**Aim:** Scan the records below. List lines holding "Warden".

**Information shown:**
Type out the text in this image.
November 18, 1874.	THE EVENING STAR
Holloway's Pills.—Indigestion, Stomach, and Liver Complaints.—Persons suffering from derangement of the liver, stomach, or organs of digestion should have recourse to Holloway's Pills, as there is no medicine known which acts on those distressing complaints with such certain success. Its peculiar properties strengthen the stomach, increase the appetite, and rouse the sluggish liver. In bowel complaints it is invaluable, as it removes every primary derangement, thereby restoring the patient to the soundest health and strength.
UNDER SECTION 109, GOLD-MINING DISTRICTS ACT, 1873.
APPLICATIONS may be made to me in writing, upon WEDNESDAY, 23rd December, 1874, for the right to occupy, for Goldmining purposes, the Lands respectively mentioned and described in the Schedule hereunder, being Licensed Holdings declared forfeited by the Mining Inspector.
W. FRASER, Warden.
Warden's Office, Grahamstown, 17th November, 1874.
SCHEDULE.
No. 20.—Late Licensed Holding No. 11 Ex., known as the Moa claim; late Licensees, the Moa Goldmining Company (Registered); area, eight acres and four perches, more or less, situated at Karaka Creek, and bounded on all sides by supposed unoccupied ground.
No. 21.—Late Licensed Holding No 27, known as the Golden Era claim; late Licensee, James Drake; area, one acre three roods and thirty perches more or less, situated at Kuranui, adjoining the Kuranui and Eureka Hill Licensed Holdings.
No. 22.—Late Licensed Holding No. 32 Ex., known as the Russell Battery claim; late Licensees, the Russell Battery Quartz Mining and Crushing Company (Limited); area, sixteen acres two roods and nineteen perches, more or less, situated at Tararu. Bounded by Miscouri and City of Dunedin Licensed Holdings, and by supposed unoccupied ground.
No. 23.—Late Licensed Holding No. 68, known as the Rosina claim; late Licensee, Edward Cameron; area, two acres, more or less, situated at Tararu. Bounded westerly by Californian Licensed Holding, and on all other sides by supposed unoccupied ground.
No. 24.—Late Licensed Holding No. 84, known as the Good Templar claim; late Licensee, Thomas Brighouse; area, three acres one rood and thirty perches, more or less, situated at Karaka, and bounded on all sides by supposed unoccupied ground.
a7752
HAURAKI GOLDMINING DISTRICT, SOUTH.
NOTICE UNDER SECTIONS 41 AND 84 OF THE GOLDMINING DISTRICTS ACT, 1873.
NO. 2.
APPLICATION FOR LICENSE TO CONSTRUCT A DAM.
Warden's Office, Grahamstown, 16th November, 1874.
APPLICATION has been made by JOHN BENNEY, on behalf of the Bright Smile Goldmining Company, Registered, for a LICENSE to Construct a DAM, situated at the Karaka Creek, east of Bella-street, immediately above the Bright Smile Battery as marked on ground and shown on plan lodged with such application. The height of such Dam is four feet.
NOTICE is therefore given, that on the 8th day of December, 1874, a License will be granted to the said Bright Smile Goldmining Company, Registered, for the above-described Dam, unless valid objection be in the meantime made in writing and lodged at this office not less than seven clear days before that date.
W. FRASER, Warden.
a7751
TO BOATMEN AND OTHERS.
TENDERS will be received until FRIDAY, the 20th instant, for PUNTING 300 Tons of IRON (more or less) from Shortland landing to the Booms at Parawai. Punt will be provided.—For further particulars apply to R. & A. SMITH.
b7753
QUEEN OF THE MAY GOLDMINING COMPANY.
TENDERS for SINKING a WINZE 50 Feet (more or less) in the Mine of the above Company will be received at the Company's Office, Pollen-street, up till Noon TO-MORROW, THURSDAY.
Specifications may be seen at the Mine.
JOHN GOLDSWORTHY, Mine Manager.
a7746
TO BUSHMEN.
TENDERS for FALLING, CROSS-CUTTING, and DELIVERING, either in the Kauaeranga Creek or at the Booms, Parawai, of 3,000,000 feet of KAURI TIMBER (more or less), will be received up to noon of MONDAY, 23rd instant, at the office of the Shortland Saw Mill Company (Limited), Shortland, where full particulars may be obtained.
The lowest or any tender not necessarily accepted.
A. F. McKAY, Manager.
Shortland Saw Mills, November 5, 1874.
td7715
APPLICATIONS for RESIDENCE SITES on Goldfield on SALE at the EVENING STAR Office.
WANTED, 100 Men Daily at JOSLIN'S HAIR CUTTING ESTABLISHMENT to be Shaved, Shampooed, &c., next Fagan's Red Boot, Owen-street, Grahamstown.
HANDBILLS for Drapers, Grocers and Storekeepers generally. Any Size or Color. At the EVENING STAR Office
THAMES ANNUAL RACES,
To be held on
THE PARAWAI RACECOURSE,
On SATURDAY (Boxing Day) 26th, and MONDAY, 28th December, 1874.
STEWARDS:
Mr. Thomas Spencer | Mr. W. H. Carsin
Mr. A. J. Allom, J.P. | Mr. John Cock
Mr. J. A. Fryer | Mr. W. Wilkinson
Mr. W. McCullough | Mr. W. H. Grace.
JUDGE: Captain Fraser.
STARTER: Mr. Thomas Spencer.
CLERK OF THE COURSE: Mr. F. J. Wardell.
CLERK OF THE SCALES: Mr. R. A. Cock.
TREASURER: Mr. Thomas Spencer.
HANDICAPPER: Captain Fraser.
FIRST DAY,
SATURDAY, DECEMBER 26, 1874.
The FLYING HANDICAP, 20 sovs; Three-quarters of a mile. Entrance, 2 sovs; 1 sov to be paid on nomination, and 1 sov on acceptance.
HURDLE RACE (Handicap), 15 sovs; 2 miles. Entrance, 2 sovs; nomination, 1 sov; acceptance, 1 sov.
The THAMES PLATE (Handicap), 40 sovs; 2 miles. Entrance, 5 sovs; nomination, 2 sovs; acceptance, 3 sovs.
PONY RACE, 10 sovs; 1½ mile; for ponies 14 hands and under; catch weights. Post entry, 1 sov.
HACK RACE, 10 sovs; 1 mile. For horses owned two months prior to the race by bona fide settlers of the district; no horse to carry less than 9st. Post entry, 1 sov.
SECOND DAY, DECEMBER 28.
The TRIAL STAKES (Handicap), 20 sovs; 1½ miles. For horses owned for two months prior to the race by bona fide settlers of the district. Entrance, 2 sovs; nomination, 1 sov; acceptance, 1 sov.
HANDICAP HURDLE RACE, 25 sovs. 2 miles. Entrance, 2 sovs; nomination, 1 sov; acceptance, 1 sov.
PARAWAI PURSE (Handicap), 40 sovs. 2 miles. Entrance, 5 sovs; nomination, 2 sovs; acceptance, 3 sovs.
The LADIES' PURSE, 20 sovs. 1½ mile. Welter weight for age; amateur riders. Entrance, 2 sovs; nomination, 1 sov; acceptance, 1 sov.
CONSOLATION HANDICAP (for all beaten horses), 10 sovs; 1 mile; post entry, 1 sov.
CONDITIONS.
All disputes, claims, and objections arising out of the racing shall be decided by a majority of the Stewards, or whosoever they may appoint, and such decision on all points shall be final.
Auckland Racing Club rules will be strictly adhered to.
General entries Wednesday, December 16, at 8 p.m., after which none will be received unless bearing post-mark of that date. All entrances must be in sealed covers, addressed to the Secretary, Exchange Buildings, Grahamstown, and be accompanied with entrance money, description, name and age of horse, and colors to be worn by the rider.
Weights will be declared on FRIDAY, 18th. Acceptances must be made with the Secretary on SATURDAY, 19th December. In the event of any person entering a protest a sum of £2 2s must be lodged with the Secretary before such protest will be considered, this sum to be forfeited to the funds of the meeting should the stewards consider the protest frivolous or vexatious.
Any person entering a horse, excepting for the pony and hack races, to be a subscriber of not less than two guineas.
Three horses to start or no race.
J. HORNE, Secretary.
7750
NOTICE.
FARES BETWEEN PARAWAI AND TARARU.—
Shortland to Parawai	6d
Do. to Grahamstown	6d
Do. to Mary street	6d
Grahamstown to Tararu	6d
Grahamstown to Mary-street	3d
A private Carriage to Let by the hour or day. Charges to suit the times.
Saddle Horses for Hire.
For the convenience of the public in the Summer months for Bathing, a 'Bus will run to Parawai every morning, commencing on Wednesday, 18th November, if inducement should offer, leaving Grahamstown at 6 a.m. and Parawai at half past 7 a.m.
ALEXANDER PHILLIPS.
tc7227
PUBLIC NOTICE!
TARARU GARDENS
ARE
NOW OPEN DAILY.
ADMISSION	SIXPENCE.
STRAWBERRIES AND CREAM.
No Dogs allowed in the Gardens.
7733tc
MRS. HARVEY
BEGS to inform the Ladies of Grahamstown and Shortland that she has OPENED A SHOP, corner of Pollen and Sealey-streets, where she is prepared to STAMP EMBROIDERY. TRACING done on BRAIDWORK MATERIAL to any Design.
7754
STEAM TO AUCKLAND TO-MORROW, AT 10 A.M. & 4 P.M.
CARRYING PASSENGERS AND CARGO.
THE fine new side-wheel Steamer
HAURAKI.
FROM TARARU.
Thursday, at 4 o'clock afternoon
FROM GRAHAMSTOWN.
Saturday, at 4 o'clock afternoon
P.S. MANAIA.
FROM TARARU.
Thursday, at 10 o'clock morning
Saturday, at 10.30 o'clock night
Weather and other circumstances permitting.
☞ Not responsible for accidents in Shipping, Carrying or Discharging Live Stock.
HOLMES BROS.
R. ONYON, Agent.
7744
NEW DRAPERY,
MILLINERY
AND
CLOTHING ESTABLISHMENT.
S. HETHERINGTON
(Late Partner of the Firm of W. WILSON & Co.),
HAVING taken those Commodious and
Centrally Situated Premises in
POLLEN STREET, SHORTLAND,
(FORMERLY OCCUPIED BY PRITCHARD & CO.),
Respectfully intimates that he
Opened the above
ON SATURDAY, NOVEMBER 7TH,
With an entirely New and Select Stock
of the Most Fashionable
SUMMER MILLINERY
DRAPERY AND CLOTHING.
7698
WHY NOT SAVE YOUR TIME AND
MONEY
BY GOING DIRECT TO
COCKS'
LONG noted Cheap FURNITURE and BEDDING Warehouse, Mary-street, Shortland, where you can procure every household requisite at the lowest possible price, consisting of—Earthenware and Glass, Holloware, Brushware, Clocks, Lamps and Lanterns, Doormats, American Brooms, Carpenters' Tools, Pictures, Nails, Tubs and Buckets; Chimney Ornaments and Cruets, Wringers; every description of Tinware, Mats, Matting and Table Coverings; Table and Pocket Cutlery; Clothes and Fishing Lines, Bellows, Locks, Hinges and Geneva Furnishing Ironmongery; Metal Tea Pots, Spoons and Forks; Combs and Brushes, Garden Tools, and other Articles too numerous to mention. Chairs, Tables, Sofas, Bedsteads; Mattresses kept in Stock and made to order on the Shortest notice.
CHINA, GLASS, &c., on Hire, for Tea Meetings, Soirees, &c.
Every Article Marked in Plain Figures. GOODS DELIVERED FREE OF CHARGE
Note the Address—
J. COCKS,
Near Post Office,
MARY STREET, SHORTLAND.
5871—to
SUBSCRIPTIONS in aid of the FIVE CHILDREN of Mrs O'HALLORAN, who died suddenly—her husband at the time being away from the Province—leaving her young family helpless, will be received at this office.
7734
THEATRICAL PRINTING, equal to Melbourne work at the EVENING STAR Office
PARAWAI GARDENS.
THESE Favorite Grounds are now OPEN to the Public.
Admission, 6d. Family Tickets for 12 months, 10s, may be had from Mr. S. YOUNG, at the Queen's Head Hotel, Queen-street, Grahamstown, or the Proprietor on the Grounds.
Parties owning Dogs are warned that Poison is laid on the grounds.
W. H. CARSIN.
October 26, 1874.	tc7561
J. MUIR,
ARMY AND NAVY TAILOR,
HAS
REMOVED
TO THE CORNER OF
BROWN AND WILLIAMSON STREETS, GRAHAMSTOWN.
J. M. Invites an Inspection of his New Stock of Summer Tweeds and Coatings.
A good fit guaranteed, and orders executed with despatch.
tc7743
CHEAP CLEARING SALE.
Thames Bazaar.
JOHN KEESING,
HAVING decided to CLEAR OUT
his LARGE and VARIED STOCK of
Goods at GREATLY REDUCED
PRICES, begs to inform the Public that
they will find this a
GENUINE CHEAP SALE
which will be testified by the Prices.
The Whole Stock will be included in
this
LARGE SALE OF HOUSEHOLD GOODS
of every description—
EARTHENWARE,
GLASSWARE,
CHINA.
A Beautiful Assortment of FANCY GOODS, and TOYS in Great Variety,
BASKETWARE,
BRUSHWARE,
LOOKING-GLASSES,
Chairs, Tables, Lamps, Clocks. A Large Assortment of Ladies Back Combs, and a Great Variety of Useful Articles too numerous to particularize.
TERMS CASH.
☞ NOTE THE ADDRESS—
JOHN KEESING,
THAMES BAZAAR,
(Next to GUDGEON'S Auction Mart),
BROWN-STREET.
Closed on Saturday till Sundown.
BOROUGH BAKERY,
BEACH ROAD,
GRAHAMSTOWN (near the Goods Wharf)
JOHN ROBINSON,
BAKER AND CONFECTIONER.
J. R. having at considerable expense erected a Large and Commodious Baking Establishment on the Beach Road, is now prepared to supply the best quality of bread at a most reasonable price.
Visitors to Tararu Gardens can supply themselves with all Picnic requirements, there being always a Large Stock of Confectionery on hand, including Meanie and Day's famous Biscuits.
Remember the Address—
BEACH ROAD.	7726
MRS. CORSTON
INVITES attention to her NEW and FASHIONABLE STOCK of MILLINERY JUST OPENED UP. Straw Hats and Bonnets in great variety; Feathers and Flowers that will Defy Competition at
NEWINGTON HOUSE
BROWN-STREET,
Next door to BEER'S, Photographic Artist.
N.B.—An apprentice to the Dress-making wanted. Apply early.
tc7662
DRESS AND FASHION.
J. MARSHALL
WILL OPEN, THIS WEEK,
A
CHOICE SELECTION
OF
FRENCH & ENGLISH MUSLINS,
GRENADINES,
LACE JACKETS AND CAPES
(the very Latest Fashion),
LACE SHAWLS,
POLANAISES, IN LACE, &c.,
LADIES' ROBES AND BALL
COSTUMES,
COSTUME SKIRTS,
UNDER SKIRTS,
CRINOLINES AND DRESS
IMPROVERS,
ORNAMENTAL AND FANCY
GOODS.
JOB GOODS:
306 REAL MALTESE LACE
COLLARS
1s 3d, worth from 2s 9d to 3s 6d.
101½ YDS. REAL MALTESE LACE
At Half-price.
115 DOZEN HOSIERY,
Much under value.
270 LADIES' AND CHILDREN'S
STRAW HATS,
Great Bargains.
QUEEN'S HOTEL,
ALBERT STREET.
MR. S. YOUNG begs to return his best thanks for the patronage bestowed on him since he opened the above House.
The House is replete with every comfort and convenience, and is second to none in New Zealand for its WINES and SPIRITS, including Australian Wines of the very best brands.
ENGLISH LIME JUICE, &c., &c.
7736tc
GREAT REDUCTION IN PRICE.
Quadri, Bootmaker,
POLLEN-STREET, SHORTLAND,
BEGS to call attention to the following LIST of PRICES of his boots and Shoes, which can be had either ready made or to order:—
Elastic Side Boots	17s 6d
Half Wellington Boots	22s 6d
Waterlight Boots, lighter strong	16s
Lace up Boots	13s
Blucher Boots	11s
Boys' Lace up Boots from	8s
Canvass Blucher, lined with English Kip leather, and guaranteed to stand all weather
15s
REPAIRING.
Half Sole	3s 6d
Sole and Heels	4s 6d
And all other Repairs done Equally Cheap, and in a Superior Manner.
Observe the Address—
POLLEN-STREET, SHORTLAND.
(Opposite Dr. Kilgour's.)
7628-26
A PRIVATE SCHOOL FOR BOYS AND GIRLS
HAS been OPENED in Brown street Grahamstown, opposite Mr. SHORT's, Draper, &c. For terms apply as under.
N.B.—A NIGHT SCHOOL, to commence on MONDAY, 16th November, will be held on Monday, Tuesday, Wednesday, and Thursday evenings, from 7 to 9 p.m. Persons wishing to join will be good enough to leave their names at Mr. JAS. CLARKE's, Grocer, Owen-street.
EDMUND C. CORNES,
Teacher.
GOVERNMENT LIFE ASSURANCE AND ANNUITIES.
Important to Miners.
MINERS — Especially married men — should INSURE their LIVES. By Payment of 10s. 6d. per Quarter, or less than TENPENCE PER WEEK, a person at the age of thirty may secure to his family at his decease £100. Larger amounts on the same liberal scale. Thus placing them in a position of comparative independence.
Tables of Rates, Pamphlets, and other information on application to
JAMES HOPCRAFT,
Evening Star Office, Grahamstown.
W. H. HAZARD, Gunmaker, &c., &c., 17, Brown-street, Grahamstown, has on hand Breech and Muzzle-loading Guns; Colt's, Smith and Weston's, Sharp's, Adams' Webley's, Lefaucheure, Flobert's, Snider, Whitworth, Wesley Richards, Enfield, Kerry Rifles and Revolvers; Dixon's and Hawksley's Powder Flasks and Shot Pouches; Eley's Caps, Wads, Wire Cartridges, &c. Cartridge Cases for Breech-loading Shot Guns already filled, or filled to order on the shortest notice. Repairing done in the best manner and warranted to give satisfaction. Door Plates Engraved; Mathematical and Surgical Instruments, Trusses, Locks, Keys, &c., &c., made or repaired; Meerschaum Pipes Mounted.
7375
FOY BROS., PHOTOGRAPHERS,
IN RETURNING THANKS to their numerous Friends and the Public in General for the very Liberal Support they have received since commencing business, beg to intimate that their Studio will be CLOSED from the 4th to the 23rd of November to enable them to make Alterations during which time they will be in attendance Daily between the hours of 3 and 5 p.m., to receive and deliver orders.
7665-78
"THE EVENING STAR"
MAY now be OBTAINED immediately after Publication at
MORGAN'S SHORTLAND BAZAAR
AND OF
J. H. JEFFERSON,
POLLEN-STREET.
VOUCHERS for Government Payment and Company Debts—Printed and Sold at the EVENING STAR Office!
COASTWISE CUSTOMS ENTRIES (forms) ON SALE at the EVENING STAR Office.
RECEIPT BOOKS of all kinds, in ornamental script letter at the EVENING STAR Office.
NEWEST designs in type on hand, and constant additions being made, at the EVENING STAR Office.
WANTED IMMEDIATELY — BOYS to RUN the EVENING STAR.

**Full response:**
W. FRASER, Warden.
Warden's Office, Grahamstown, 17th November, 1874.
Warden's Office, Grahamstown, 16th November, 1874.
W. FRASER, Warden.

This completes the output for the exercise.